* _EXERCISE INPUT_

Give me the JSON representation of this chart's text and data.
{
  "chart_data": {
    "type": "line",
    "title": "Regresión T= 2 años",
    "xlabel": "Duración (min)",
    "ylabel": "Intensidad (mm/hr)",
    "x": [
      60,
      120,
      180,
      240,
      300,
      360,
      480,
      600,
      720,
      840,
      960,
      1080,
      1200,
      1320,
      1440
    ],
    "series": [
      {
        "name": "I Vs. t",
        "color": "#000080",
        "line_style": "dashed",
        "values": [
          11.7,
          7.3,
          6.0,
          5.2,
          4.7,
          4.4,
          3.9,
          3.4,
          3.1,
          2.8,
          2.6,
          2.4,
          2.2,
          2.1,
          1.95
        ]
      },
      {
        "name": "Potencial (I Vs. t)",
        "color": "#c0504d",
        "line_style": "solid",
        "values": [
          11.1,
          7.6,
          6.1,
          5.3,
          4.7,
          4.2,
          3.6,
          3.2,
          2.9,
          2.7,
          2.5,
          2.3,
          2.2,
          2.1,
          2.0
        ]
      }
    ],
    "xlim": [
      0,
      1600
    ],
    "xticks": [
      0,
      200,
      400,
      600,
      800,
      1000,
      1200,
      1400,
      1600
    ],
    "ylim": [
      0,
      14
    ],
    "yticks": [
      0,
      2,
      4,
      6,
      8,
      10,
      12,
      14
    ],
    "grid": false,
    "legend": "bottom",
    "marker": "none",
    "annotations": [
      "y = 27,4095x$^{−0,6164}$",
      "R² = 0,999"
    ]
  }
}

* _YOUR TASK_
Write the material out exactly, with nothing left out.

* _COMPLETE RESPONSE_
Give me the JSON representation of this chart's text and data.
{
  "chart_data": {
    "type": "line",
    "title": "Regresión T= 2 años",
    "xlabel": "Duración (min)",
    "ylabel": "Intensidad (mm/hr)",
    "x": [
      60,
      120,
      180,
      240,
      300,
      360,
      480,
      600,
      720,
      840,
      960,
      1080,
      1200,
      1320,
      1440
    ],
    "series": [
      {
        "name": "I Vs. t",
        "color": "#000080",
        "line_style": "dashed",
        "values": [
          11.7,
          7.3,
          6.0,
          5.2,
          4.7,
          4.4,
          3.9,
          3.4,
          3.1,
          2.8,
          2.6,
          2.4,
          2.2,
          2.1,
          1.95
        ]
      },
      {
        "name": "Potencial (I Vs. t)",
        "color": "#c0504d",
        "line_style": "solid",
        "values": [
          11.1,
          7.6,
          6.1,
          5.3,
          4.7,
          4.2,
          3.6,
          3.2,
          2.9,
          2.7,
          2.5,
          2.3,
          2.2,
          2.1,
          2.0
        ]
      }
    ],
    "xlim": [
      0,
      1600
    ],
    "xticks": [
      0,
      200,
      400,
      600,
      800,
      1000,
      1200,
      1400,
      1600
    ],
    "ylim": [
      0,
      14
    ],
    "yticks": [
      0,
      2,
      4,
      6,
      8,
      10,
      12,
      14
    ],
    "grid": false,
    "legend": "bottom",
    "marker": "none",
    "annotations": [
      "y = 27,4095x$^{−0,6164}$",
      "R² = 0,999"
    ]
  }
}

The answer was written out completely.